*SOURCE RECORDS:*

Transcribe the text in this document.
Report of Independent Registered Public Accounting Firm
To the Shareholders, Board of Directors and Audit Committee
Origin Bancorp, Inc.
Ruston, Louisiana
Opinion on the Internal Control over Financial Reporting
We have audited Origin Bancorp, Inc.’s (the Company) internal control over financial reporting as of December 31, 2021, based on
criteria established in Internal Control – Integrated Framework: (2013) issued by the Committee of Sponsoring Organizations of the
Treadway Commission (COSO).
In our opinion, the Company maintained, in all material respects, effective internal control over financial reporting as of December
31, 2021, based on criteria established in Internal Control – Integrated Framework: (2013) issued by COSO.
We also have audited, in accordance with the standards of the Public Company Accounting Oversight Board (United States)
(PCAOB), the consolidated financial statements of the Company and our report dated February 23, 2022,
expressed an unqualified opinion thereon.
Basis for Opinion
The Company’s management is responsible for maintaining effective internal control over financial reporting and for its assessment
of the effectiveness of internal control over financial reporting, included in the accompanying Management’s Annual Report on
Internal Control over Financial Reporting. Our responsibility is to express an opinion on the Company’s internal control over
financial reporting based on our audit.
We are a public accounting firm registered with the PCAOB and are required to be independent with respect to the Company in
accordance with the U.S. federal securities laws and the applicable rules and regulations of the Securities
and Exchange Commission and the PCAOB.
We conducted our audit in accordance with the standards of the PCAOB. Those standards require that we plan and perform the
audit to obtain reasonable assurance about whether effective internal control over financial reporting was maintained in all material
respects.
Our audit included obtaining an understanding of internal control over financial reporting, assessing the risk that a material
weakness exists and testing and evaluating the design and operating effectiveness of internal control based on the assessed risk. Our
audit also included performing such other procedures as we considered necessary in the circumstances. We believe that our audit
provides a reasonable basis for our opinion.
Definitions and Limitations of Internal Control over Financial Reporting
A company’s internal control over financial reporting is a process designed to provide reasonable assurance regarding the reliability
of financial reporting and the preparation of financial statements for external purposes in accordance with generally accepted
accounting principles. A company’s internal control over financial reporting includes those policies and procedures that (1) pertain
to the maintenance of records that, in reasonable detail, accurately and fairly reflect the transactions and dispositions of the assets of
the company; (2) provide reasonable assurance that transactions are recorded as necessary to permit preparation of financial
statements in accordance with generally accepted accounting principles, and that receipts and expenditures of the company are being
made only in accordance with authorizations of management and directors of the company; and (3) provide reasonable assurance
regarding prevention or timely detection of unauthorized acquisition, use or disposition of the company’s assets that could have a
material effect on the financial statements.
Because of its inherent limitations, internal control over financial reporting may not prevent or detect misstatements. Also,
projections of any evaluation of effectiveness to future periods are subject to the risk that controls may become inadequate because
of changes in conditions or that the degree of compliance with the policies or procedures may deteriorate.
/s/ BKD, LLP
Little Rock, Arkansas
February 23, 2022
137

*WHAT IS EXPECTED:* Reproduce the listing above verbatim, from first line to last.

*TASK RESULT:*
Transcribe the text in this document.
Report of Independent Registered Public Accounting Firm
To the Shareholders, Board of Directors and Audit Committee
Origin Bancorp, Inc.
Ruston, Louisiana
Opinion on the Internal Control over Financial Reporting
We have audited Origin Bancorp, Inc.’s (the Company) internal control over financial reporting as of December 31, 2021, based on
criteria established in Internal Control – Integrated Framework: (2013) issued by the Committee of Sponsoring Organizations of the
Treadway Commission (COSO).
In our opinion, the Company maintained, in all material respects, effective internal control over financial reporting as of December
31, 2021, based on criteria established in Internal Control – Integrated Framework: (2013) issued by COSO.
We also have audited, in accordance with the standards of the Public Company Accounting Oversight Board (United States)
(PCAOB), the consolidated financial statements of the Company and our report dated February 23, 2022,
expressed an unqualified opinion thereon.
Basis for Opinion
The Company’s management is responsible for maintaining effective internal control over financial reporting and for its assessment
of the effectiveness of internal control over financial reporting, included in the accompanying Management’s Annual Report on
Internal Control over Financial Reporting. Our responsibility is to express an opinion on the Company’s internal control over
financial reporting based on our audit.
We are a public accounting firm registered with the PCAOB and are required to be independent with respect to the Company in
accordance with the U.S. federal securities laws and the applicable rules and regulations of the Securities
and Exchange Commission and the PCAOB.
We conducted our audit in accordance with the standards of the PCAOB. Those standards require that we plan and perform the
audit to obtain reasonable assurance about whether effective internal control over financial reporting was maintained in all material
respects.
Our audit included obtaining an understanding of internal control over financial reporting, assessing the risk that a material
weakness exists and testing and evaluating the design and operating effectiveness of internal control based on the assessed risk. Our
audit also included performing such other procedures as we considered necessary in the circumstances. We believe that our audit
provides a reasonable basis for our opinion.
Definitions and Limitations of Internal Control over Financial Reporting
A company’s internal control over financial reporting is a process designed to provide reasonable assurance regarding the reliability
of financial reporting and the preparation of financial statements for external purposes in accordance with generally accepted
accounting principles. A company’s internal control over financial reporting includes those policies and procedures that (1) pertain
to the maintenance of records that, in reasonable detail, accurately and fairly reflect the transactions and dispositions of the assets of
the company; (2) provide reasonable assurance that transactions are recorded as necessary to permit preparation of financial
statements in accordance with generally accepted accounting principles, and that receipts and expenditures of the company are being
made only in accordance with authorizations of management and directors of the company; and (3) provide reasonable assurance
regarding prevention or timely detection of unauthorized acquisition, use or disposition of the company’s assets that could have a
material effect on the financial statements.
Because of its inherent limitations, internal control over financial reporting may not prevent or detect misstatements. Also,
projections of any evaluation of effectiveness to future periods are subject to the risk that controls may become inadequate because
of changes in conditions or that the degree of compliance with the policies or procedures may deteriorate.
/s/ BKD, LLP
Little Rock, Arkansas
February 23, 2022
137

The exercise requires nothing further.